Exercise description:
Copy the stretch of data from the line containing "q5-stem-line2: 平衡位置分别处在 x=1.0m" through the line containing "pendulum-diagram <box>345 792 475 924</box>", keeping each line identical.

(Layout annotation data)
________________________________________
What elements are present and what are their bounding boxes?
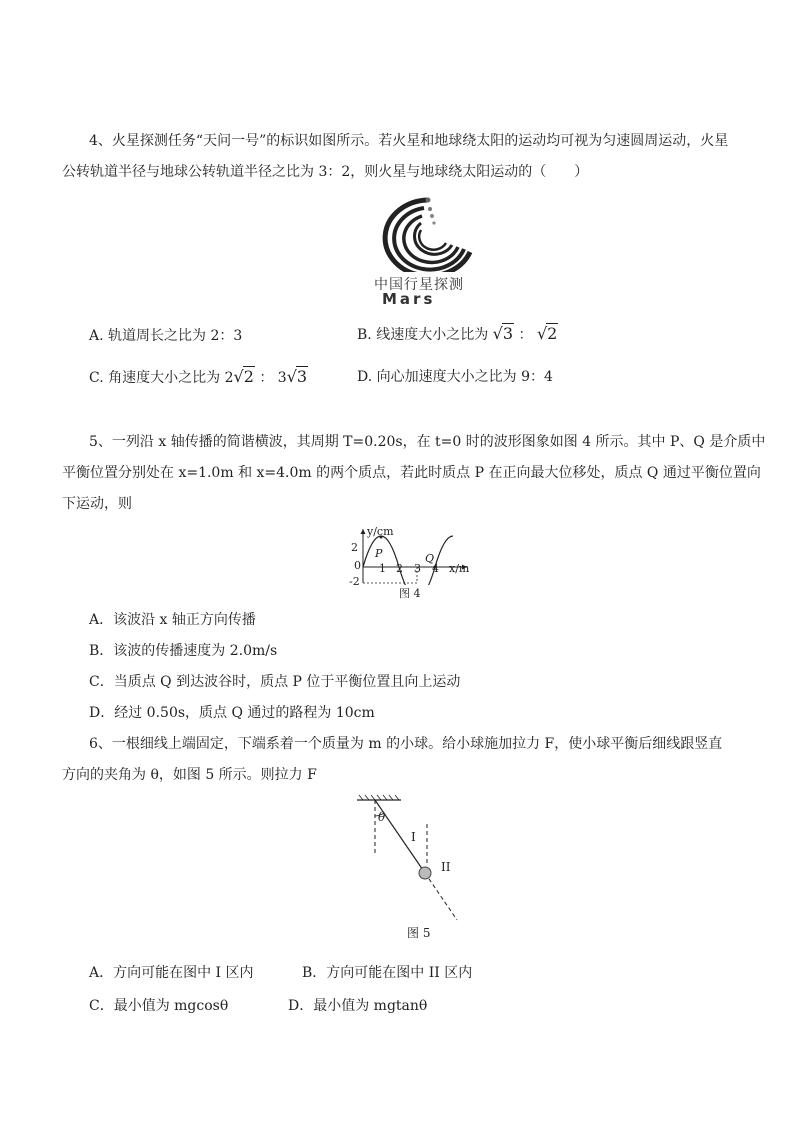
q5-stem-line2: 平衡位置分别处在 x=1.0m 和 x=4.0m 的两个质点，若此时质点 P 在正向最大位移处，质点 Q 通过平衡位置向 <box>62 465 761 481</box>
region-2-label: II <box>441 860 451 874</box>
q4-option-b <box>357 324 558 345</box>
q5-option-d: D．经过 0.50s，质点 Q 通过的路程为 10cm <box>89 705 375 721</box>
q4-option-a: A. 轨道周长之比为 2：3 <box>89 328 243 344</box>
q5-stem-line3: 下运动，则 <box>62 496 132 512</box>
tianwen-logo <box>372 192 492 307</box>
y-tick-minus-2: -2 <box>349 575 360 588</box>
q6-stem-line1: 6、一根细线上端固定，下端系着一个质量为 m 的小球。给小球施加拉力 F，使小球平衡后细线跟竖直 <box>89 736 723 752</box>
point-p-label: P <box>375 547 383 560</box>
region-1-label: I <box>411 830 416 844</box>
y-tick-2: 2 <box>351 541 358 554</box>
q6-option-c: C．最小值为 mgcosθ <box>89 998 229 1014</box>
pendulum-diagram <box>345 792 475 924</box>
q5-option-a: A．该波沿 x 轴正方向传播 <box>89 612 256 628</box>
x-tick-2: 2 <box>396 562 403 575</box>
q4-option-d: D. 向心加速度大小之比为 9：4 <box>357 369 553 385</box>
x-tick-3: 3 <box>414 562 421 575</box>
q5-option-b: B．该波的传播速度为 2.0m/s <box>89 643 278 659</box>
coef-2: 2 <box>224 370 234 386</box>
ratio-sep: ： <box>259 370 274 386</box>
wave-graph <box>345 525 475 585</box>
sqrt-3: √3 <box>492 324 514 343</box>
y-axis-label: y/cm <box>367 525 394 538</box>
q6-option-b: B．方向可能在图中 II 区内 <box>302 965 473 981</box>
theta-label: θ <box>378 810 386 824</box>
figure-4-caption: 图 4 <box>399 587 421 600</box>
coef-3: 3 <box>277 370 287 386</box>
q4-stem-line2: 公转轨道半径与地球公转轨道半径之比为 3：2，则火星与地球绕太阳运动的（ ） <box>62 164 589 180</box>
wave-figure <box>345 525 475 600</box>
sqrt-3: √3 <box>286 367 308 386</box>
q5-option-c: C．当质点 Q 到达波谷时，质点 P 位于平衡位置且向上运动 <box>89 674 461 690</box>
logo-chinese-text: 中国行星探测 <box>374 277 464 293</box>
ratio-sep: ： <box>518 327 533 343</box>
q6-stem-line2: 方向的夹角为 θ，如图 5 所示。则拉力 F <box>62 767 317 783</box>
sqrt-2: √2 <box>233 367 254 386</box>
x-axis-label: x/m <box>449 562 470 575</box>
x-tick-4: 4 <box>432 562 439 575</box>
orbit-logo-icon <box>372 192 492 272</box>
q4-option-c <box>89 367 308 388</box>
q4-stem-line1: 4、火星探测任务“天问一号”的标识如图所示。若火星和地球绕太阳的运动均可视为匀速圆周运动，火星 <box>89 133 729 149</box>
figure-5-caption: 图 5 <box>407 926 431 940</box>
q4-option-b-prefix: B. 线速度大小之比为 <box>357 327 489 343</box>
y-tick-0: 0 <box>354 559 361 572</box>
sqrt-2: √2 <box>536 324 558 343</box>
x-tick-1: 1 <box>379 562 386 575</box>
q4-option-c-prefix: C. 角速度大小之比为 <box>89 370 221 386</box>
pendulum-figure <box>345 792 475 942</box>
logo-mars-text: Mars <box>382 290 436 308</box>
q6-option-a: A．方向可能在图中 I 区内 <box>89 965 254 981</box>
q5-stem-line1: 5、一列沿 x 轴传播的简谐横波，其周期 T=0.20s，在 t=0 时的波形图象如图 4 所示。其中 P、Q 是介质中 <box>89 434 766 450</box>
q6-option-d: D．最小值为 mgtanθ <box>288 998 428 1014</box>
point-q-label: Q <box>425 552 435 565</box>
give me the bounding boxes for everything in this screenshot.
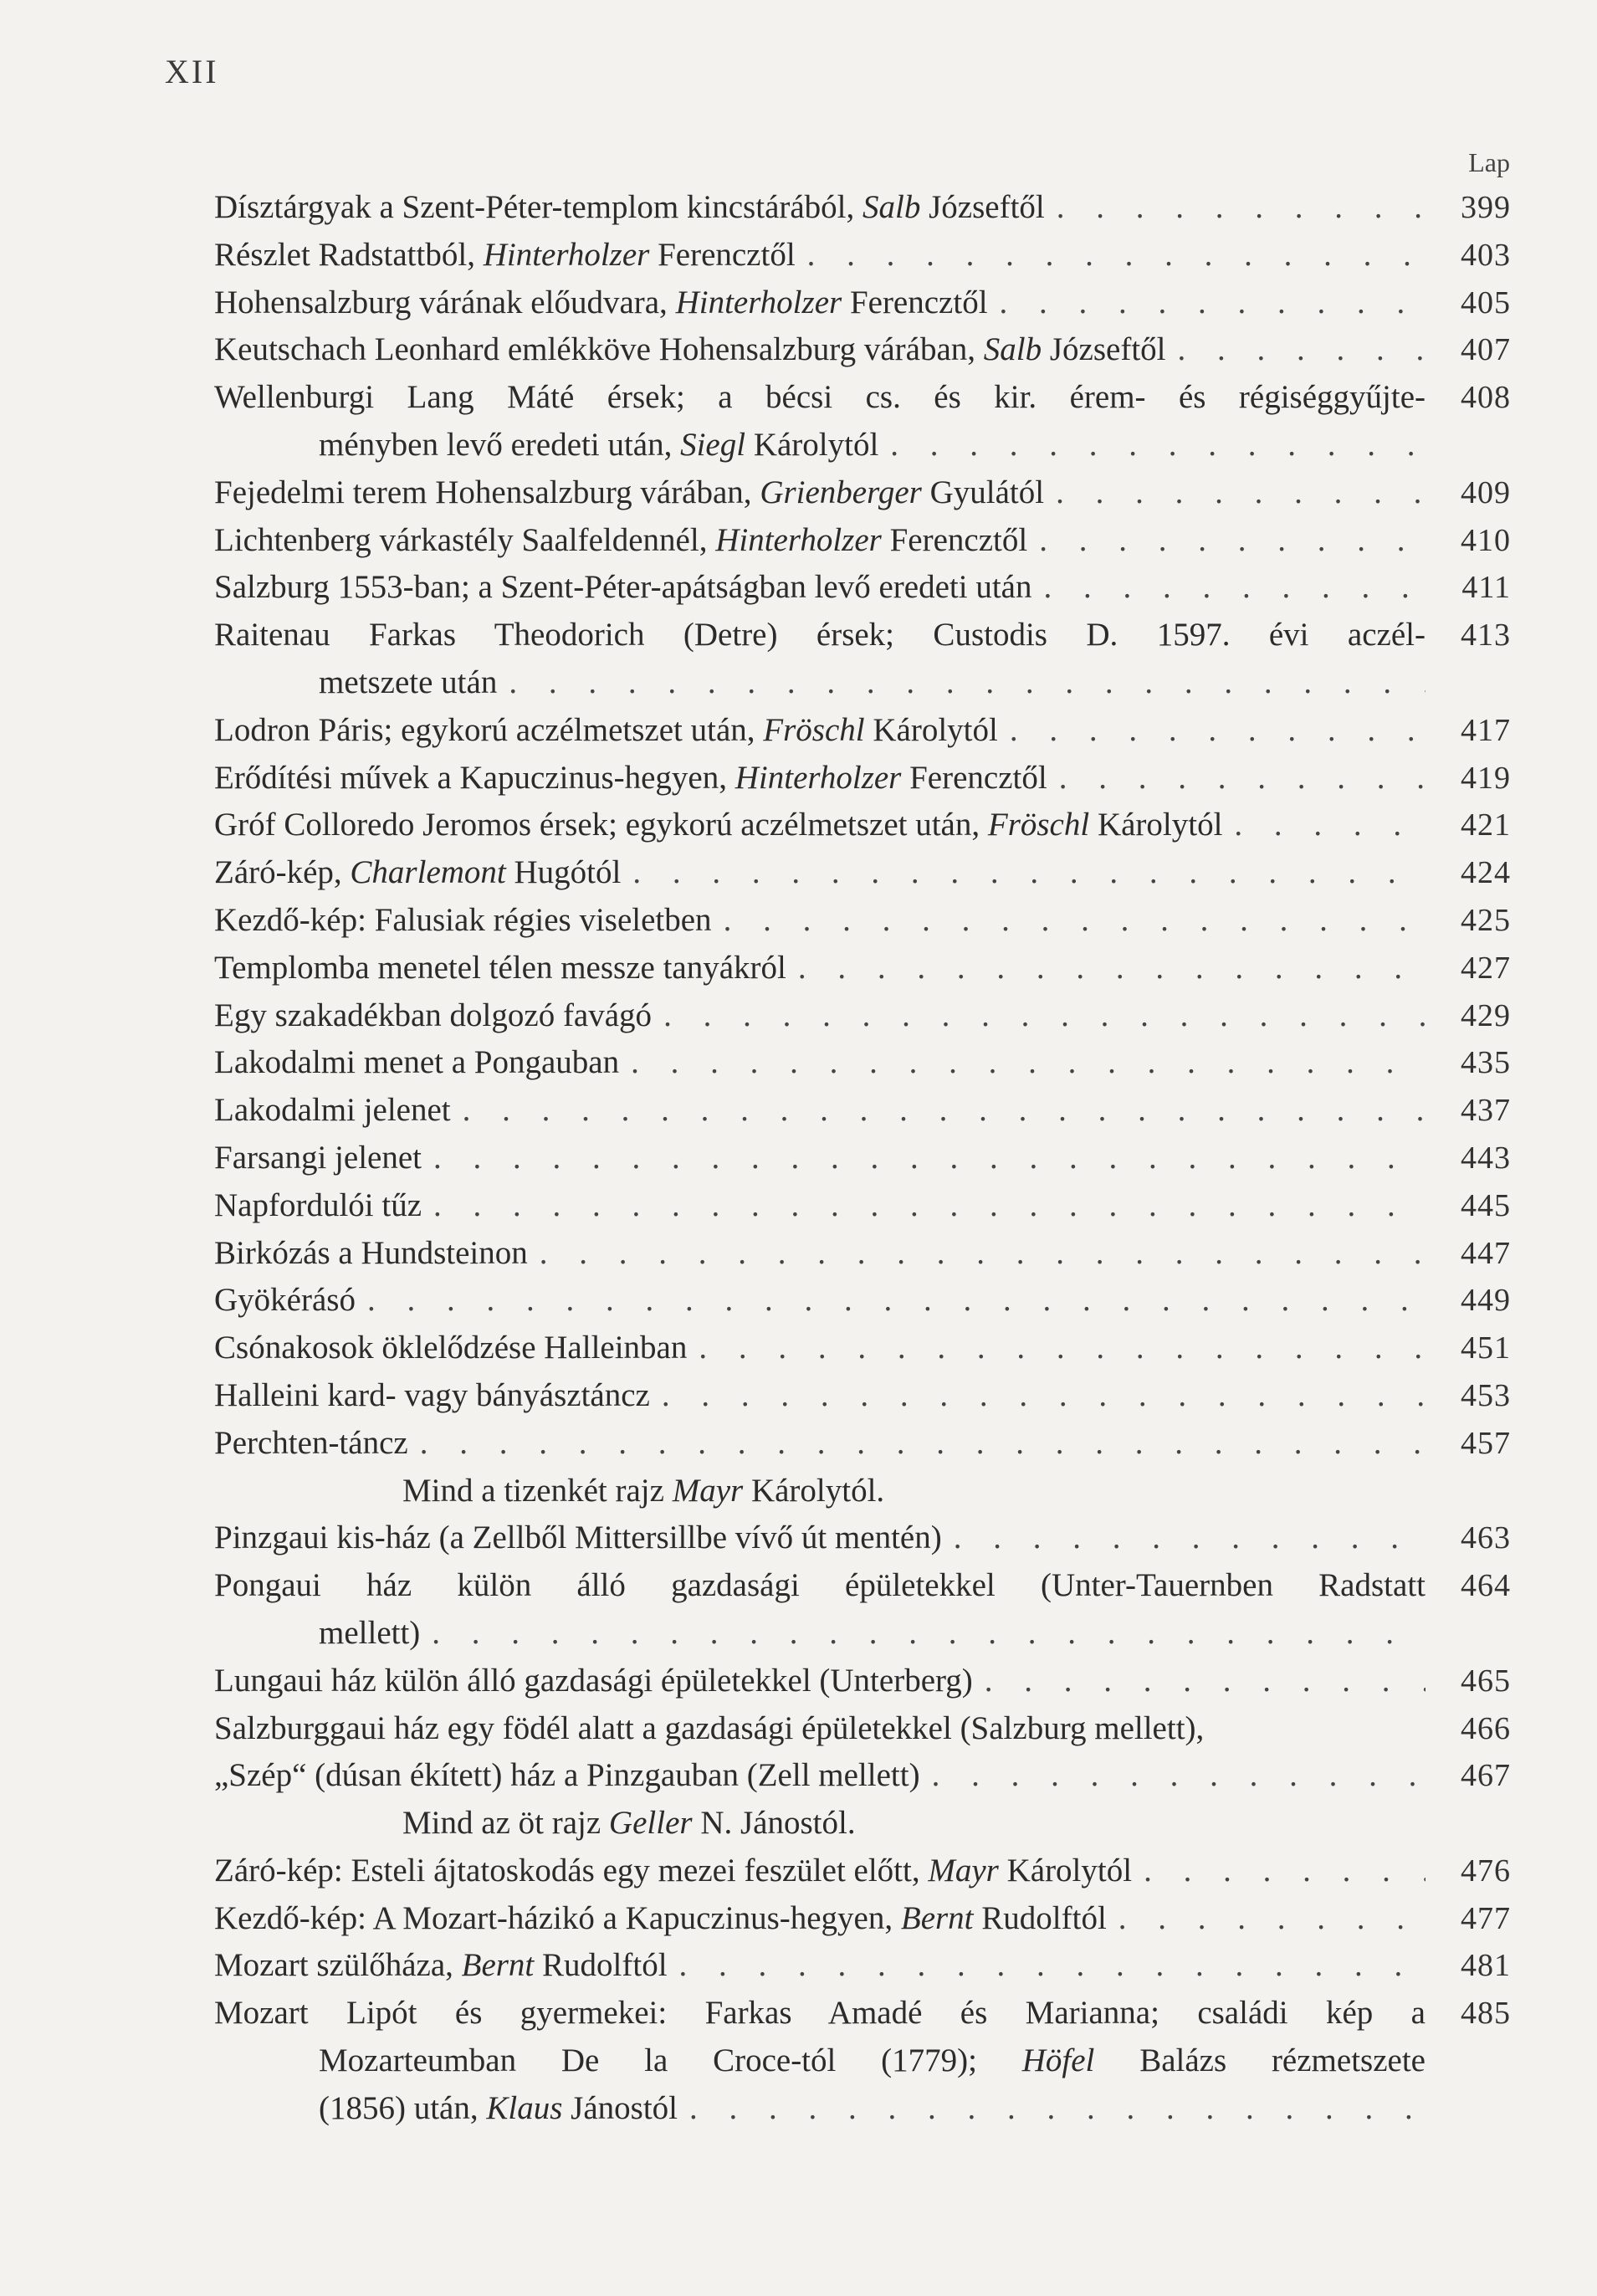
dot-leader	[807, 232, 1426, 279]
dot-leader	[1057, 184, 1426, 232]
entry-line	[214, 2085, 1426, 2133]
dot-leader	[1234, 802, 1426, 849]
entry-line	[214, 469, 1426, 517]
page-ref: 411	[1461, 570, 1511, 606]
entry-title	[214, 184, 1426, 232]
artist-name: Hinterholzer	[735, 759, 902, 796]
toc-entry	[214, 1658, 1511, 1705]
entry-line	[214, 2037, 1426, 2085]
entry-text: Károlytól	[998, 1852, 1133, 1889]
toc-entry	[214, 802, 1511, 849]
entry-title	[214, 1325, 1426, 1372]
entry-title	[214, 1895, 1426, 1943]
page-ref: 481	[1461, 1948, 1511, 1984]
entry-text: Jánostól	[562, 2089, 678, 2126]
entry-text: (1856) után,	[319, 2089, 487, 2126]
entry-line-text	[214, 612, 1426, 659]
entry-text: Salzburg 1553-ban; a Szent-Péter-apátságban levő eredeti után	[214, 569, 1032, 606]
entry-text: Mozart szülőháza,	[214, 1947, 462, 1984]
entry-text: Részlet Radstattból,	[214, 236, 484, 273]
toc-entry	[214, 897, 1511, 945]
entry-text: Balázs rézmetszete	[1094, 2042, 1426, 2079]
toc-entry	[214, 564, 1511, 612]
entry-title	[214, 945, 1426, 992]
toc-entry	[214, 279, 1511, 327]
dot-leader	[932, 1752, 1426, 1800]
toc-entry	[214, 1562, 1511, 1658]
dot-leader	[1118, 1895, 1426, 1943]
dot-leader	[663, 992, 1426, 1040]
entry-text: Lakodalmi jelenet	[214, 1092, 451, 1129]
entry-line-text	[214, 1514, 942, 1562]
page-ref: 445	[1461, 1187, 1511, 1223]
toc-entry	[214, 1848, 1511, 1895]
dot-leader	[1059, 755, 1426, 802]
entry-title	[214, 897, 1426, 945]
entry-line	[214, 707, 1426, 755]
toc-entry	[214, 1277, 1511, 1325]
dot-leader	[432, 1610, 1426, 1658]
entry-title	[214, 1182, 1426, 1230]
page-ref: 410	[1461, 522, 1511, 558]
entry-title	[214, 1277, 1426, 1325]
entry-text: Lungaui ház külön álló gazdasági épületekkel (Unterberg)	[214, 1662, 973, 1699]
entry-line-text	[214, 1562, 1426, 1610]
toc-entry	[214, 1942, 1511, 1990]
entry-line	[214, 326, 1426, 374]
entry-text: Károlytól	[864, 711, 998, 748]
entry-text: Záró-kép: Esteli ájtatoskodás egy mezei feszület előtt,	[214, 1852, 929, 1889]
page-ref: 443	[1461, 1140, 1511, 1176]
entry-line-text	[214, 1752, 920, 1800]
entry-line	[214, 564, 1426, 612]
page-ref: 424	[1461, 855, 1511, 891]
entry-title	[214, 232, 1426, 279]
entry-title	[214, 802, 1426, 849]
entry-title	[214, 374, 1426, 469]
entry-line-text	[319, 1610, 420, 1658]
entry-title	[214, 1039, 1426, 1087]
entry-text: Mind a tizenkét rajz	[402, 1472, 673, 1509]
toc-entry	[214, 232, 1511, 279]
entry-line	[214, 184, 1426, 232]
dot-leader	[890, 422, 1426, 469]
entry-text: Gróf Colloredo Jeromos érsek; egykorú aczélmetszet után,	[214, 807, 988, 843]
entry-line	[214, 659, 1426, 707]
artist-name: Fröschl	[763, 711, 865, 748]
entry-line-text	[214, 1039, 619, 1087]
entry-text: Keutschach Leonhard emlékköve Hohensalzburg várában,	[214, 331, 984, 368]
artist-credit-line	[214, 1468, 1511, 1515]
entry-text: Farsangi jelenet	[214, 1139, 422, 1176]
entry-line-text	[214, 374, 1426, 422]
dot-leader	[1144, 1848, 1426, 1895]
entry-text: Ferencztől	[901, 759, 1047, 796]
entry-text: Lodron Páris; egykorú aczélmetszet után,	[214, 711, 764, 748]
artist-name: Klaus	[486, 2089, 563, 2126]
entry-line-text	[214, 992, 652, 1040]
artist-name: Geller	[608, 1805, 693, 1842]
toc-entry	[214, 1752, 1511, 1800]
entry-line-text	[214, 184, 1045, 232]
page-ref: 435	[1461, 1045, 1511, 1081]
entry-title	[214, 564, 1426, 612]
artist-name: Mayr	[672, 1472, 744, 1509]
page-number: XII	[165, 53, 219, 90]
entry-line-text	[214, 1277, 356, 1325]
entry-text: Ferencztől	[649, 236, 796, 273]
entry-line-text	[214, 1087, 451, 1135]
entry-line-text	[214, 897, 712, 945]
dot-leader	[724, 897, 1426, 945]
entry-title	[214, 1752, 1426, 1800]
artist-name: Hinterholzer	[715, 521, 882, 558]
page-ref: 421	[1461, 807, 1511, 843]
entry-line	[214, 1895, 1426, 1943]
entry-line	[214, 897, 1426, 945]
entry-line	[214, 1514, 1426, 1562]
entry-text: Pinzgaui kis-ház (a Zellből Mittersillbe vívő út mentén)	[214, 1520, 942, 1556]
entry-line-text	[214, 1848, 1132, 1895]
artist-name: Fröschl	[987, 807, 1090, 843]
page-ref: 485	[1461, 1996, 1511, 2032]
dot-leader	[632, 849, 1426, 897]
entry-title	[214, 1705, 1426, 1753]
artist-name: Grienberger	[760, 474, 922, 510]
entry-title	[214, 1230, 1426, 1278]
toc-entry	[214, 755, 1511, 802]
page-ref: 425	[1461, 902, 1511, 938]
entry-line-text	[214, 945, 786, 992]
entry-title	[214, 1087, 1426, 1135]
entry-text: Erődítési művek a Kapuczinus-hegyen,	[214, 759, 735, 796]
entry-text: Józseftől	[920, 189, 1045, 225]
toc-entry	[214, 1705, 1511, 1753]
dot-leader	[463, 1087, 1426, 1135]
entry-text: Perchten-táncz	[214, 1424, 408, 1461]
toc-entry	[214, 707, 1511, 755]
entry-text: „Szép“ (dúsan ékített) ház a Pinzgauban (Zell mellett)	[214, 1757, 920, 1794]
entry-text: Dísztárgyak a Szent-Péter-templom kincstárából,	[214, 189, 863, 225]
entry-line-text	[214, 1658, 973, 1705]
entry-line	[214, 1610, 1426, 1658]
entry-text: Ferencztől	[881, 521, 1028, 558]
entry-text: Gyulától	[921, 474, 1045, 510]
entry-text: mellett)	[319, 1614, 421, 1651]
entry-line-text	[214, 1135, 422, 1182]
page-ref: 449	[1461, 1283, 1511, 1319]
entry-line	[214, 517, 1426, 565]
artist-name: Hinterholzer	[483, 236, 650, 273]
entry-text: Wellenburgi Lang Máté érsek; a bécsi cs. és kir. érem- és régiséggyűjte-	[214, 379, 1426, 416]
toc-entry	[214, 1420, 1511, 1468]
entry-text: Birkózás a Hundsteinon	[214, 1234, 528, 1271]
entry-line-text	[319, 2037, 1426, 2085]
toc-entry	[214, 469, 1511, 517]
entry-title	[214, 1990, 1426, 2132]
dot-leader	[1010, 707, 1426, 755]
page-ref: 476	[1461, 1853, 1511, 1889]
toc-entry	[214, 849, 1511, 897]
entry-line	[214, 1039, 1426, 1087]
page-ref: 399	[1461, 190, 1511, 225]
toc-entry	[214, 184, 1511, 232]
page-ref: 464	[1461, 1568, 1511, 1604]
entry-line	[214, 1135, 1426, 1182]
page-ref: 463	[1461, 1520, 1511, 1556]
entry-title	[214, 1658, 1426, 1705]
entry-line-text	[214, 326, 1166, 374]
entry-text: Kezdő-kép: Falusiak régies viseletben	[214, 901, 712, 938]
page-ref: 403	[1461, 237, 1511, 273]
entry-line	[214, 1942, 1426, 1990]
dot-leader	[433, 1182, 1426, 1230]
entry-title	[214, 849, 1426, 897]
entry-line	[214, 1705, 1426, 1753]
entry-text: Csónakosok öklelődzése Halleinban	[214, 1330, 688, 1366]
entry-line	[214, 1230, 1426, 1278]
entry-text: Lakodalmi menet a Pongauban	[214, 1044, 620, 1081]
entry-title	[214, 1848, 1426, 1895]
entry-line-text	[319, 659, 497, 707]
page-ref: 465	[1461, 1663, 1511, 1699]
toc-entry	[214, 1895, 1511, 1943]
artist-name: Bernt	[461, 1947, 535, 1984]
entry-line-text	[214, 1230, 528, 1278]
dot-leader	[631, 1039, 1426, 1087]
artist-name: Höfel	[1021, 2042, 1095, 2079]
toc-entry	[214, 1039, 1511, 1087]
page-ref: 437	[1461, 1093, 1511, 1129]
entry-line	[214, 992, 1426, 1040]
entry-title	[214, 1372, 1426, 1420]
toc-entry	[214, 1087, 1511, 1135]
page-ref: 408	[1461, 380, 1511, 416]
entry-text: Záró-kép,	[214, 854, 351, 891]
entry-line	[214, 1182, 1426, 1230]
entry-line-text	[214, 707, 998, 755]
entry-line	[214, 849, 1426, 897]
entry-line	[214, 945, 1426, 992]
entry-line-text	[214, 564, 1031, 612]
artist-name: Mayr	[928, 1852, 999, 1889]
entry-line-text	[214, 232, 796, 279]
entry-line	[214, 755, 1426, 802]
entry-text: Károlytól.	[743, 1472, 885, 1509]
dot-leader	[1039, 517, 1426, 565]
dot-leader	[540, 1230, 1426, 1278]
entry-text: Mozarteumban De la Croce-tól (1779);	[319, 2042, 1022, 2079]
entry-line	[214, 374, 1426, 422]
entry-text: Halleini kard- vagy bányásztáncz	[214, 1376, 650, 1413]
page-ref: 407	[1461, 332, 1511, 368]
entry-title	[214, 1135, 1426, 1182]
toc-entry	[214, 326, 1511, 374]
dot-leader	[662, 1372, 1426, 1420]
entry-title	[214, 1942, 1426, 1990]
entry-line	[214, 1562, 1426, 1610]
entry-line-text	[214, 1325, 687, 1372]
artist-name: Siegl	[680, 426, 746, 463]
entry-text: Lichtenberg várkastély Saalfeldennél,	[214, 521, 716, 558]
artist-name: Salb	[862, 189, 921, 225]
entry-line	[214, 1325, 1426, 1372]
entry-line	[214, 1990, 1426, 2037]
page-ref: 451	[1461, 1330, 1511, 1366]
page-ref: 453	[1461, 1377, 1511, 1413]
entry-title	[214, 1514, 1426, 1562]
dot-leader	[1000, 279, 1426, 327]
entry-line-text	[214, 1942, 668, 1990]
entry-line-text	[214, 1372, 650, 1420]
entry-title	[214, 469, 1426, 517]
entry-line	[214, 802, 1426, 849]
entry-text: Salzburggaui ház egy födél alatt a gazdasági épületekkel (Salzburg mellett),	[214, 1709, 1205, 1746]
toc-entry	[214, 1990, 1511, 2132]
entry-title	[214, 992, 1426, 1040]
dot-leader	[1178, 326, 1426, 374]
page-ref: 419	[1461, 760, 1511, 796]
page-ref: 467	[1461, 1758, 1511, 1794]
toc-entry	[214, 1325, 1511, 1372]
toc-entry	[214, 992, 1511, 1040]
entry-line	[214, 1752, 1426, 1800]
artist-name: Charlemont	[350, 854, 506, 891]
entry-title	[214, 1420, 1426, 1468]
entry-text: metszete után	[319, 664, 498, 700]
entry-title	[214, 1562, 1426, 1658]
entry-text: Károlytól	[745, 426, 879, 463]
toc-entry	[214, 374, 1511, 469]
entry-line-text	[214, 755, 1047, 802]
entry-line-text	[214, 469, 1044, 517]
________________________________________
Exercise answer:
q5-stem-line2: 平衡位置分别处在 x=1.0m 和 x=4.0m 的两个质点，若此时质点 P 在正向最大位移处，质点 Q 通过平衡位置向 <box>62 465 761 481</box>
region-2-label: II <box>441 860 451 874</box>
q4-option-b <box>357 324 558 345</box>
q5-option-d: D．经过 0.50s，质点 Q 通过的路程为 10cm <box>89 705 375 721</box>
q4-option-a: A. 轨道周长之比为 2：3 <box>89 328 243 344</box>
q5-stem-line3: 下运动，则 <box>62 496 132 512</box>
tianwen-logo <box>372 192 492 307</box>
y-tick-minus-2: -2 <box>349 575 360 588</box>
q6-stem-line1: 6、一根细线上端固定，下端系着一个质量为 m 的小球。给小球施加拉力 F，使小球平衡后细线跟竖直 <box>89 736 723 752</box>
point-p-label: P <box>375 547 383 560</box>
region-1-label: I <box>411 830 416 844</box>
y-tick-2: 2 <box>351 541 358 554</box>
q6-option-c: C．最小值为 mgcosθ <box>89 998 229 1014</box>
pendulum-diagram <box>345 792 475 924</box>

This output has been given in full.